*** Records supplied

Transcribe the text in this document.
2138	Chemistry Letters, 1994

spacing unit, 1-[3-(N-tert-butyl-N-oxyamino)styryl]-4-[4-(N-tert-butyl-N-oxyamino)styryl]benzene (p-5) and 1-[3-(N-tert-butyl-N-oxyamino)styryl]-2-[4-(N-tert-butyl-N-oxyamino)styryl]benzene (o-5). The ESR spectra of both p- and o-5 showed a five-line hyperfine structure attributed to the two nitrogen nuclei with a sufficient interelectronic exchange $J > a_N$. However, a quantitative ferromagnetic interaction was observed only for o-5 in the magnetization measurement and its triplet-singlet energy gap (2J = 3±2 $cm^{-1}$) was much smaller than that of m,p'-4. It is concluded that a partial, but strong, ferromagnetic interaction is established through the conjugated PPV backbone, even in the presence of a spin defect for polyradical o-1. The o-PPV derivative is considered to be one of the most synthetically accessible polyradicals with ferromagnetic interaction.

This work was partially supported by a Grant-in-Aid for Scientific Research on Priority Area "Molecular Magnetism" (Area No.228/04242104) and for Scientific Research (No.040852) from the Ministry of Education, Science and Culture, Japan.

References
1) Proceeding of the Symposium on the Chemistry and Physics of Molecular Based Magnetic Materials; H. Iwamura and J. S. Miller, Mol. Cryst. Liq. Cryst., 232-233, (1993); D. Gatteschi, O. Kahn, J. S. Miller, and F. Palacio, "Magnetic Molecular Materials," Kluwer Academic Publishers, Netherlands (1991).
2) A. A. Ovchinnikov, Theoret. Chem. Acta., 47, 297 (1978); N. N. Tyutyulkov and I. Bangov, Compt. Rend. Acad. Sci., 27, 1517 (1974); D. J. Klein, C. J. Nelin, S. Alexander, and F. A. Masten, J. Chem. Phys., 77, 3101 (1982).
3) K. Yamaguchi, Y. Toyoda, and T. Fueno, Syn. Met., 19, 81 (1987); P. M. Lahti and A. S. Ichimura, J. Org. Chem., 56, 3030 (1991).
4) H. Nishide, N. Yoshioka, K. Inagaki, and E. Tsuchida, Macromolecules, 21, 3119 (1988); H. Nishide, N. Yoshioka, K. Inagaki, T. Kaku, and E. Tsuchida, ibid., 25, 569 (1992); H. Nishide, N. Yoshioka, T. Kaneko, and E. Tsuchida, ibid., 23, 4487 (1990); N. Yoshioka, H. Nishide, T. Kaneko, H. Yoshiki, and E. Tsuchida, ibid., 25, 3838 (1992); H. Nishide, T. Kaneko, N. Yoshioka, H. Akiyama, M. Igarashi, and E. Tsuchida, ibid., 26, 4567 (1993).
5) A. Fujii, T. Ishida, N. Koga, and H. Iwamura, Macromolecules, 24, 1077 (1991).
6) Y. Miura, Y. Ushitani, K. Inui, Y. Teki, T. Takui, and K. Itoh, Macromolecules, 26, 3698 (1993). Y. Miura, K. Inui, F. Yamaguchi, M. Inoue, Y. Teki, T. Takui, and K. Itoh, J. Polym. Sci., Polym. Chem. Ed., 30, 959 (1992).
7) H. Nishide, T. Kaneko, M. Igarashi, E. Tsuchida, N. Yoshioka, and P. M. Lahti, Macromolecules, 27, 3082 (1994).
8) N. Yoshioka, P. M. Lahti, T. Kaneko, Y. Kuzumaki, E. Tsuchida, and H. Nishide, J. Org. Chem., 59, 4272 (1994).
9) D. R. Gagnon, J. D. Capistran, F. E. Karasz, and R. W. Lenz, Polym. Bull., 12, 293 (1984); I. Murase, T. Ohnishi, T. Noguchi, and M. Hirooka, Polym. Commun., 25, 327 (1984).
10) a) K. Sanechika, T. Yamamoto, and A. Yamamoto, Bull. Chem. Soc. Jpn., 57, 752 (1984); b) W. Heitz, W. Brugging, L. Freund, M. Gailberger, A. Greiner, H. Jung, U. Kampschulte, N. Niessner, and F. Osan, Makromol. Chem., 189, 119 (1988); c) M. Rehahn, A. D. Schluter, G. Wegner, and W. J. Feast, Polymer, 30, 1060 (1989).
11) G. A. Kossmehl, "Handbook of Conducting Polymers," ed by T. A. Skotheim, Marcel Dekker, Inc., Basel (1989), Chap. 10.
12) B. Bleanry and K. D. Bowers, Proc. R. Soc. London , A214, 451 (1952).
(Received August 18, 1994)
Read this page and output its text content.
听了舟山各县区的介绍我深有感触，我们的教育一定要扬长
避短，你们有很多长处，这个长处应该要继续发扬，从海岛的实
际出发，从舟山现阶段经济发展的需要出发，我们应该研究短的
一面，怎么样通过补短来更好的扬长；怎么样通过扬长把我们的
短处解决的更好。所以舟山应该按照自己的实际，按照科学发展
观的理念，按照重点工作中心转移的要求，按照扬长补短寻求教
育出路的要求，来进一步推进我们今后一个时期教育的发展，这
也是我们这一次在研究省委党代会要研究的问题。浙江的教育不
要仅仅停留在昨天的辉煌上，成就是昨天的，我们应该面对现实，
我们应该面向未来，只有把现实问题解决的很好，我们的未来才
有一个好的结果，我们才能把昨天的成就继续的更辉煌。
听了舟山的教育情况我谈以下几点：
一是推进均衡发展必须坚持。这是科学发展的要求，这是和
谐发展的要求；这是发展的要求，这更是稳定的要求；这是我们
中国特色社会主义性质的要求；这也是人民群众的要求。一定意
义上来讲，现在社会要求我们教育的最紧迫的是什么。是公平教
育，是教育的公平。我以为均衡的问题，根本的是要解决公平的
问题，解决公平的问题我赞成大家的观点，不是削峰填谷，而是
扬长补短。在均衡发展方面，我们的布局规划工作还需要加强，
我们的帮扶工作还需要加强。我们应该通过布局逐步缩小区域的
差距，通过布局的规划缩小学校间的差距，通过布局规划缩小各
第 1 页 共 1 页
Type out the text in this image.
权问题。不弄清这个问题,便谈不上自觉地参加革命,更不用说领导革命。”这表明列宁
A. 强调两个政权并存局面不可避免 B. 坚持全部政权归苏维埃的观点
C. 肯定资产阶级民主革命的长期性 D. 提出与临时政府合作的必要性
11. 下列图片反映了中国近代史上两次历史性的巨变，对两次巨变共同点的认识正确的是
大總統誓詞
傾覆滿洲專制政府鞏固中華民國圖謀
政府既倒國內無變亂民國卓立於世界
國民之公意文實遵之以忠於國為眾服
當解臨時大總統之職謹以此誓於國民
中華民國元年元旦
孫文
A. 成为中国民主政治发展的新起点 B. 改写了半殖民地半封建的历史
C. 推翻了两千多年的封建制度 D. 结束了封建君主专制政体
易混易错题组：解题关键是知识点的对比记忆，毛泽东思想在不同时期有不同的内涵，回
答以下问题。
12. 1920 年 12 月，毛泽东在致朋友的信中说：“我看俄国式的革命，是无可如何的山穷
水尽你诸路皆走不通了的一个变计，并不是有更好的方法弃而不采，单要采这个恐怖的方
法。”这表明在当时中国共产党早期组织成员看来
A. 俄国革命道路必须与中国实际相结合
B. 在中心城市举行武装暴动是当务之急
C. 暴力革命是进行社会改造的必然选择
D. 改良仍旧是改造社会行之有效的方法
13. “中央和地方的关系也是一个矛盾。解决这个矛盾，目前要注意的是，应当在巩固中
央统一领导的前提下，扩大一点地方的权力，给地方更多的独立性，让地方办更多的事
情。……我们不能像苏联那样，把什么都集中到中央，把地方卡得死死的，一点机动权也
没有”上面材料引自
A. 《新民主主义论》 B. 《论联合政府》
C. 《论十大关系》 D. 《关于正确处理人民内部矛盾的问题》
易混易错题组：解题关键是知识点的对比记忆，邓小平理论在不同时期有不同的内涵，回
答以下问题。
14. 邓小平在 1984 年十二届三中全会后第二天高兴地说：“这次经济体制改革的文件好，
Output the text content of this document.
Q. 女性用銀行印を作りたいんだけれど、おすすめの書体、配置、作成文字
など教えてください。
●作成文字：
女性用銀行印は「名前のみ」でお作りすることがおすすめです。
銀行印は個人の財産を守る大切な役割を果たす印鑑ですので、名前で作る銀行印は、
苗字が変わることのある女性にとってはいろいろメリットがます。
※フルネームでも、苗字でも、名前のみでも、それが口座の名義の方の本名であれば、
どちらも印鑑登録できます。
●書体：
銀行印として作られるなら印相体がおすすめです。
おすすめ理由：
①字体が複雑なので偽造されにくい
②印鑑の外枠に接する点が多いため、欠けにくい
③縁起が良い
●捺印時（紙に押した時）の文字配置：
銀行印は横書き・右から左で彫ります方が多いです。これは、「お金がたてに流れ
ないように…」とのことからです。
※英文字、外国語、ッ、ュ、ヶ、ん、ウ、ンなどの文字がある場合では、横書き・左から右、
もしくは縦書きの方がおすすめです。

******

What to work on: Print exactly the lines above, starting at the line that contains "Output the text content of this document." and ending with the last line of the records, both included.

Full answer:
Output the text content of this document.
Q. 女性用銀行印を作りたいんだけれど、おすすめの書体、配置、作成文字
など教えてください。
●作成文字：
女性用銀行印は「名前のみ」でお作りすることがおすすめです。
銀行印は個人の財産を守る大切な役割を果たす印鑑ですので、名前で作る銀行印は、
苗字が変わることのある女性にとってはいろいろメリットがます。
※フルネームでも、苗字でも、名前のみでも、それが口座の名義の方の本名であれば、
どちらも印鑑登録できます。
●書体：
銀行印として作られるなら印相体がおすすめです。
おすすめ理由：
①字体が複雑なので偽造されにくい
②印鑑の外枠に接する点が多いため、欠けにくい
③縁起が良い
●捺印時（紙に押した時）の文字配置：
銀行印は横書き・右から左で彫ります方が多いです。これは、「お金がたてに流れ
ないように…」とのことからです。
※英文字、外国語、ッ、ュ、ヶ、ん、ウ、ンなどの文字がある場合では、横書き・左から右、
もしくは縦書きの方がおすすめです。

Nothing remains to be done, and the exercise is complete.